> Records to use
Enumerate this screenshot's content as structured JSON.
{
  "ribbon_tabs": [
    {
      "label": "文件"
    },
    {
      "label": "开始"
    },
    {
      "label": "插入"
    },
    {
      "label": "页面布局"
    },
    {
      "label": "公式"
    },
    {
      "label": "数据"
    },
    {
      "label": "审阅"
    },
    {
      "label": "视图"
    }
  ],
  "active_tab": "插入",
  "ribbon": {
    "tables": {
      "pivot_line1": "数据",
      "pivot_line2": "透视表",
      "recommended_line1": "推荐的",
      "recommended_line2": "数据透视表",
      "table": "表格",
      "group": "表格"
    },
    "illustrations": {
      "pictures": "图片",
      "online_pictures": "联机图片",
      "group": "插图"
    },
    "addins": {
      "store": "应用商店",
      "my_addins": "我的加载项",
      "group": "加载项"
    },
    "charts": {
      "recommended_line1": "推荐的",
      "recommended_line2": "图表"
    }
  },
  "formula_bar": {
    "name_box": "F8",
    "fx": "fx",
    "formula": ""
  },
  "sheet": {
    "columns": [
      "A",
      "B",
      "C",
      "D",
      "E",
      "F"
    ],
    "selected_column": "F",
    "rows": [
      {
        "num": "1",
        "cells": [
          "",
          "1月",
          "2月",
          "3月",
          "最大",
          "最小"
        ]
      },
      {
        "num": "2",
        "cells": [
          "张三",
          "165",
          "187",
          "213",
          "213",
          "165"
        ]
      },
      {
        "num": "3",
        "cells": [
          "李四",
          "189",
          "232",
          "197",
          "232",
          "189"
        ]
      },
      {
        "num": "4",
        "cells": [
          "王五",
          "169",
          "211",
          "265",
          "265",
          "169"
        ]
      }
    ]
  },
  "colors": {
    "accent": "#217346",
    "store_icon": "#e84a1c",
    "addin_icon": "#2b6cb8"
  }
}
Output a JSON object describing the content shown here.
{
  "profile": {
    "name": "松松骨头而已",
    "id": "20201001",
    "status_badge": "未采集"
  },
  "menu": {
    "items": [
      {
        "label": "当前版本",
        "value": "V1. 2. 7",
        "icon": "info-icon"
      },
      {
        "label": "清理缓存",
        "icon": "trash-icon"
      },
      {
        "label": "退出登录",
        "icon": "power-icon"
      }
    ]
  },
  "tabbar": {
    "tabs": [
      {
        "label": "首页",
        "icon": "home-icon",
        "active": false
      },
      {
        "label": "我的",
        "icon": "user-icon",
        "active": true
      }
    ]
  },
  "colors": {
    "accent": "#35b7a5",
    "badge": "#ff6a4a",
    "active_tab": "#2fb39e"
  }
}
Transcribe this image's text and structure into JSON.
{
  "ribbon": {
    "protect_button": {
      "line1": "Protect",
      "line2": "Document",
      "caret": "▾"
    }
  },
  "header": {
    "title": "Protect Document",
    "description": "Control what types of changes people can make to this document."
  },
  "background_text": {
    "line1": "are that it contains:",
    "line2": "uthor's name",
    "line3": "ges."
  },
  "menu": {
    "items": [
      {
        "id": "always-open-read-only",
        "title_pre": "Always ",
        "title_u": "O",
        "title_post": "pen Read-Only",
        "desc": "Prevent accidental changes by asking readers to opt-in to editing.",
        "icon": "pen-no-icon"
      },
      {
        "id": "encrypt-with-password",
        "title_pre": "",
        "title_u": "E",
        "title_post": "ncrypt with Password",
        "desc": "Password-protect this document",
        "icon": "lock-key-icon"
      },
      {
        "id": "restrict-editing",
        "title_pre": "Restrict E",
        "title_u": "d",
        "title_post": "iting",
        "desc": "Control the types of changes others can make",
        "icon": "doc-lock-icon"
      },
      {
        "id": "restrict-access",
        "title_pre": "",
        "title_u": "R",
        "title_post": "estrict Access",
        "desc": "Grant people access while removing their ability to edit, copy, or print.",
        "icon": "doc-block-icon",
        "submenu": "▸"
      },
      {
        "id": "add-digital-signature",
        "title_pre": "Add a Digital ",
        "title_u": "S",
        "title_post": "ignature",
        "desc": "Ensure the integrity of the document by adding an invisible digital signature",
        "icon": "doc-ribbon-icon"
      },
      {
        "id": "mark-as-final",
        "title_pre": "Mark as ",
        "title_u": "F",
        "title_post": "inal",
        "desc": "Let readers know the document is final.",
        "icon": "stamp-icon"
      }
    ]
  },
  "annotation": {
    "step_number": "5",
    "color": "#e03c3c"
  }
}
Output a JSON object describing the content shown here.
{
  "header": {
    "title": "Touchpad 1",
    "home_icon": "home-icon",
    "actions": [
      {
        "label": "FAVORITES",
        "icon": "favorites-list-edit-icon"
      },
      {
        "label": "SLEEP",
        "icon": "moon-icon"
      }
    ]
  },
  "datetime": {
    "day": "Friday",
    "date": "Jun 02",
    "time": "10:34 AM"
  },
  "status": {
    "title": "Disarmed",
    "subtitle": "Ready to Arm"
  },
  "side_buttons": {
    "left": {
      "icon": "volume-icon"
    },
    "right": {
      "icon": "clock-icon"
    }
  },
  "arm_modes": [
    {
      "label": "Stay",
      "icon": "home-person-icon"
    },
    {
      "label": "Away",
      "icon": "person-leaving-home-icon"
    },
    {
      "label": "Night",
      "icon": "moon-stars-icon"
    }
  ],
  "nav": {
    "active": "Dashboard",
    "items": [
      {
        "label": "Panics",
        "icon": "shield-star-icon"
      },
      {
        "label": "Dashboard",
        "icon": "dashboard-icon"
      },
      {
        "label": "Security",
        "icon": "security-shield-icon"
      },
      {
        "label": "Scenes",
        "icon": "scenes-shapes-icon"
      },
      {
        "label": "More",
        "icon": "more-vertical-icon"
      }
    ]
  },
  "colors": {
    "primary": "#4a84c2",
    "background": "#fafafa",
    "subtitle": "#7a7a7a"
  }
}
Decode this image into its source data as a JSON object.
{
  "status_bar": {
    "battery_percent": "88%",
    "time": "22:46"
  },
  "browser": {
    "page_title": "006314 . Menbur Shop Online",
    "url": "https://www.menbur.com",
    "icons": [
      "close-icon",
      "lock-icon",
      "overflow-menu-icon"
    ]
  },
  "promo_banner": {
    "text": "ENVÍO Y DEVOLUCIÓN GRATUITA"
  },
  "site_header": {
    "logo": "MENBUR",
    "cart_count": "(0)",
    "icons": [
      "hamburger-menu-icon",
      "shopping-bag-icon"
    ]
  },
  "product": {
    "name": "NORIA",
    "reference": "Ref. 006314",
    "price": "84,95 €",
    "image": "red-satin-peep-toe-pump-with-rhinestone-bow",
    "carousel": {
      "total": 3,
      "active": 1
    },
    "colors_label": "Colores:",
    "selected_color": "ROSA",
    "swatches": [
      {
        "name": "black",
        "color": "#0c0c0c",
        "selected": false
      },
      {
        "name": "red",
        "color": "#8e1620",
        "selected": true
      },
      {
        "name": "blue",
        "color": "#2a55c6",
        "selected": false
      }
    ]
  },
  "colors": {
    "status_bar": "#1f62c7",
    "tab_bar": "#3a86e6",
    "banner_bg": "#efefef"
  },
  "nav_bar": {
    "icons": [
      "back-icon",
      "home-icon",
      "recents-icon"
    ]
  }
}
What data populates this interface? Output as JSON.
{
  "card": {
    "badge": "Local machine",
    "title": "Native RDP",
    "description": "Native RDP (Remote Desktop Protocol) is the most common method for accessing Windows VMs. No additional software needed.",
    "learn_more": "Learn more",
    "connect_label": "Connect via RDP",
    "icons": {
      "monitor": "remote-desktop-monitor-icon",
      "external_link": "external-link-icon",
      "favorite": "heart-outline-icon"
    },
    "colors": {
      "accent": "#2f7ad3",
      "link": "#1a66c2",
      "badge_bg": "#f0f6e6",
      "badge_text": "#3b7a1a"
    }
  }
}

> Set problem
Output the full listing without altering anything.

> Complete output
Enumerate this screenshot's content as structured JSON.
{
  "ribbon_tabs": [
    {
      "label": "文件"
    },
    {
      "label": "开始"
    },
    {
      "label": "插入"
    },
    {
      "label": "页面布局"
    },
    {
      "label": "公式"
    },
    {
      "label": "数据"
    },
    {
      "label": "审阅"
    },
    {
      "label": "视图"
    }
  ],
  "active_tab": "插入",
  "ribbon": {
    "tables": {
      "pivot_line1": "数据",
      "pivot_line2": "透视表",
      "recommended_line1": "推荐的",
      "recommended_line2": "数据透视表",
      "table": "表格",
      "group": "表格"
    },
    "illustrations": {
      "pictures": "图片",
      "online_pictures": "联机图片",
      "group": "插图"
    },
    "addins": {
      "store": "应用商店",
      "my_addins": "我的加载项",
      "group": "加载项"
    },
    "charts": {
      "recommended_line1": "推荐的",
      "recommended_line2": "图表"
    }
  },
  "formula_bar": {
    "name_box": "F8",
    "fx": "fx",
    "formula": ""
  },
  "sheet": {
    "columns": [
      "A",
      "B",
      "C",
      "D",
      "E",
      "F"
    ],
    "selected_column": "F",
    "rows": [
      {
        "num": "1",
        "cells": [
          "",
          "1月",
          "2月",
          "3月",
          "最大",
          "最小"
        ]
      },
      {
        "num": "2",
        "cells": [
          "张三",
          "165",
          "187",
          "213",
          "213",
          "165"
        ]
      },
      {
        "num": "3",
        "cells": [
          "李四",
          "189",
          "232",
          "197",
          "232",
          "189"
        ]
      },
      {
        "num": "4",
        "cells": [
          "王五",
          "169",
          "211",
          "265",
          "265",
          "169"
        ]
      }
    ]
  },
  "colors": {
    "accent": "#217346",
    "store_icon": "#e84a1c",
    "addin_icon": "#2b6cb8"
  }
}
Output a JSON object describing the content shown here.
{
  "profile": {
    "name": "松松骨头而已",
    "id": "20201001",
    "status_badge": "未采集"
  },
  "menu": {
    "items": [
      {
        "label": "当前版本",
        "value": "V1. 2. 7",
        "icon": "info-icon"
      },
      {
        "label": "清理缓存",
        "icon": "trash-icon"
      },
      {
        "label": "退出登录",
        "icon": "power-icon"
      }
    ]
  },
  "tabbar": {
    "tabs": [
      {
        "label": "首页",
        "icon": "home-icon",
        "active": false
      },
      {
        "label": "我的",
        "icon": "user-icon",
        "active": true
      }
    ]
  },
  "colors": {
    "accent": "#35b7a5",
    "badge": "#ff6a4a",
    "active_tab": "#2fb39e"
  }
}
Transcribe this image's text and structure into JSON.
{
  "ribbon": {
    "protect_button": {
      "line1": "Protect",
      "line2": "Document",
      "caret": "▾"
    }
  },
  "header": {
    "title": "Protect Document",
    "description": "Control what types of changes people can make to this document."
  },
  "background_text": {
    "line1": "are that it contains:",
    "line2": "uthor's name",
    "line3": "ges."
  },
  "menu": {
    "items": [
      {
        "id": "always-open-read-only",
        "title_pre": "Always ",
        "title_u": "O",
        "title_post": "pen Read-Only",
        "desc": "Prevent accidental changes by asking readers to opt-in to editing.",
        "icon": "pen-no-icon"
      },
      {
        "id": "encrypt-with-password",
        "title_pre": "",
        "title_u": "E",
        "title_post": "ncrypt with Password",
        "desc": "Password-protect this document",
        "icon": "lock-key-icon"
      },
      {
        "id": "restrict-editing",
        "title_pre": "Restrict E",
        "title_u": "d",
        "title_post": "iting",
        "desc": "Control the types of changes others can make",
        "icon": "doc-lock-icon"
      },
      {
        "id": "restrict-access",
        "title_pre": "",
        "title_u": "R",
        "title_post": "estrict Access",
        "desc": "Grant people access while removing their ability to edit, copy, or print.",
        "icon": "doc-block-icon",
        "submenu": "▸"
      },
      {
        "id": "add-digital-signature",
        "title_pre": "Add a Digital ",
        "title_u": "S",
        "title_post": "ignature",
        "desc": "Ensure the integrity of the document by adding an invisible digital signature",
        "icon": "doc-ribbon-icon"
      },
      {
        "id": "mark-as-final",
        "title_pre": "Mark as ",
        "title_u": "F",
        "title_post": "inal",
        "desc": "Let readers know the document is final.",
        "icon": "stamp-icon"
      }
    ]
  },
  "annotation": {
    "step_number": "5",
    "color": "#e03c3c"
  }
}
Output a JSON object describing the content shown here.
{
  "header": {
    "title": "Touchpad 1",
    "home_icon": "home-icon",
    "actions": [
      {
        "label": "FAVORITES",
        "icon": "favorites-list-edit-icon"
      },
      {
        "label": "SLEEP",
        "icon": "moon-icon"
      }
    ]
  },
  "datetime": {
    "day": "Friday",
    "date": "Jun 02",
    "time": "10:34 AM"
  },
  "status": {
    "title": "Disarmed",
    "subtitle": "Ready to Arm"
  },
  "side_buttons": {
    "left": {
      "icon": "volume-icon"
    },
    "right": {
      "icon": "clock-icon"
    }
  },
  "arm_modes": [
    {
      "label": "Stay",
      "icon": "home-person-icon"
    },
    {
      "label": "Away",
      "icon": "person-leaving-home-icon"
    },
    {
      "label": "Night",
      "icon": "moon-stars-icon"
    }
  ],
  "nav": {
    "active": "Dashboard",
    "items": [
      {
        "label": "Panics",
        "icon": "shield-star-icon"
      },
      {
        "label": "Dashboard",
        "icon": "dashboard-icon"
      },
      {
        "label": "Security",
        "icon": "security-shield-icon"
      },
      {
        "label": "Scenes",
        "icon": "scenes-shapes-icon"
      },
      {
        "label": "More",
        "icon": "more-vertical-icon"
      }
    ]
  },
  "colors": {
    "primary": "#4a84c2",
    "background": "#fafafa",
    "subtitle": "#7a7a7a"
  }
}
Decode this image into its source data as a JSON object.
{
  "status_bar": {
    "battery_percent": "88%",
    "time": "22:46"
  },
  "browser": {
    "page_title": "006314 . Menbur Shop Online",
    "url": "https://www.menbur.com",
    "icons": [
      "close-icon",
      "lock-icon",
      "overflow-menu-icon"
    ]
  },
  "promo_banner": {
    "text": "ENVÍO Y DEVOLUCIÓN GRATUITA"
  },
  "site_header": {
    "logo": "MENBUR",
    "cart_count": "(0)",
    "icons": [
      "hamburger-menu-icon",
      "shopping-bag-icon"
    ]
  },
  "product": {
    "name": "NORIA",
    "reference": "Ref. 006314",
    "price": "84,95 €",
    "image": "red-satin-peep-toe-pump-with-rhinestone-bow",
    "carousel": {
      "total": 3,
      "active": 1
    },
    "colors_label": "Colores:",
    "selected_color": "ROSA",
    "swatches": [
      {
        "name": "black",
        "color": "#0c0c0c",
        "selected": false
      },
      {
        "name": "red",
        "color": "#8e1620",
        "selected": true
      },
      {
        "name": "blue",
        "color": "#2a55c6",
        "selected": false
      }
    ]
  },
  "colors": {
    "status_bar": "#1f62c7",
    "tab_bar": "#3a86e6",
    "banner_bg": "#efefef"
  },
  "nav_bar": {
    "icons": [
      "back-icon",
      "home-icon",
      "recents-icon"
    ]
  }
}
What data populates this interface? Output as JSON.
{
  "card": {
    "badge": "Local machine",
    "title": "Native RDP",
    "description": "Native RDP (Remote Desktop Protocol) is the most common method for accessing Windows VMs. No additional software needed.",
    "learn_more": "Learn more",
    "connect_label": "Connect via RDP",
    "icons": {
      "monitor": "remote-desktop-monitor-icon",
      "external_link": "external-link-icon",
      "favorite": "heart-outline-icon"
    },
    "colors": {
      "accent": "#2f7ad3",
      "link": "#1a66c2",
      "badge_bg": "#f0f6e6",
      "badge_text": "#3b7a1a"
    }
  }
}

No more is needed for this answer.